PROBLEM STATEMENT - Keep only the lines of the data below that contain "positions", and copy them.

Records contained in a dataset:
## BEGIN

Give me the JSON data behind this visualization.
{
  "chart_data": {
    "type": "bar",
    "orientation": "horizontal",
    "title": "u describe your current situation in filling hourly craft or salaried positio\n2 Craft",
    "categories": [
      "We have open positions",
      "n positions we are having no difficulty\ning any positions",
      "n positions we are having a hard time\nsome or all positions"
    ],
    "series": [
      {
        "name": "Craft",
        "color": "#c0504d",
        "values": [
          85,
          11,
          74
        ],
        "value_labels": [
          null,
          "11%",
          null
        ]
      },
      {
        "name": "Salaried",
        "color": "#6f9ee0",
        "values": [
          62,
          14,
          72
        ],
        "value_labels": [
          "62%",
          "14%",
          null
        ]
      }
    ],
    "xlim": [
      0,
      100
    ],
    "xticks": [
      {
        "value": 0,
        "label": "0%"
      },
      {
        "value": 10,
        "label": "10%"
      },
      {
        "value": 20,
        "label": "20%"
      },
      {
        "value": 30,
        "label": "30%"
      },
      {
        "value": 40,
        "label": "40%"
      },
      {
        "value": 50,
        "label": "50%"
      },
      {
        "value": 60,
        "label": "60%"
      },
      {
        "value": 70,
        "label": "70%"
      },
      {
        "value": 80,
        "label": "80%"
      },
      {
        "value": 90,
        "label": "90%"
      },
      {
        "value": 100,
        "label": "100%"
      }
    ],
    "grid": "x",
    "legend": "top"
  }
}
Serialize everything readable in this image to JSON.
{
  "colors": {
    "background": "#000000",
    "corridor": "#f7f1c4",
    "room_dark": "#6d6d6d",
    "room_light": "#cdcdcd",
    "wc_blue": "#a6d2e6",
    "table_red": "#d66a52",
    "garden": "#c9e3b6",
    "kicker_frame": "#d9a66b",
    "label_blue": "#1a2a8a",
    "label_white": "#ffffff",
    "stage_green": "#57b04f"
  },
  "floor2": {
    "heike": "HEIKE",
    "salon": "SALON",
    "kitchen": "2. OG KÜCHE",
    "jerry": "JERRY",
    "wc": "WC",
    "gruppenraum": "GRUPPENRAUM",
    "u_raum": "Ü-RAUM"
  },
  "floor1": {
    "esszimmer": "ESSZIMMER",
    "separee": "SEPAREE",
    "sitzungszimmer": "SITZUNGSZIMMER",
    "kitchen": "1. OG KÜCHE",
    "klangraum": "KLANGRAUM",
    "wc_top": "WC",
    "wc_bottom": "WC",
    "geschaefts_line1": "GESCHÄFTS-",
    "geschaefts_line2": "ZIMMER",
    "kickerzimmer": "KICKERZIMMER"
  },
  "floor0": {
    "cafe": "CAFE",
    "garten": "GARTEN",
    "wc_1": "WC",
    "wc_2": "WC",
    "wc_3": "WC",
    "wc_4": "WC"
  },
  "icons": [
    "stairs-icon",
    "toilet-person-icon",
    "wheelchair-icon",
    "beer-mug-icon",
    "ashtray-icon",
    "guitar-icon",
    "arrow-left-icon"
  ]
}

## END

FINISHED EXERCISE -
      "We have open positions",
      "n positions we are having no difficulty\ning any positions",
      "n positions we are having a hard time\nsome or all positions"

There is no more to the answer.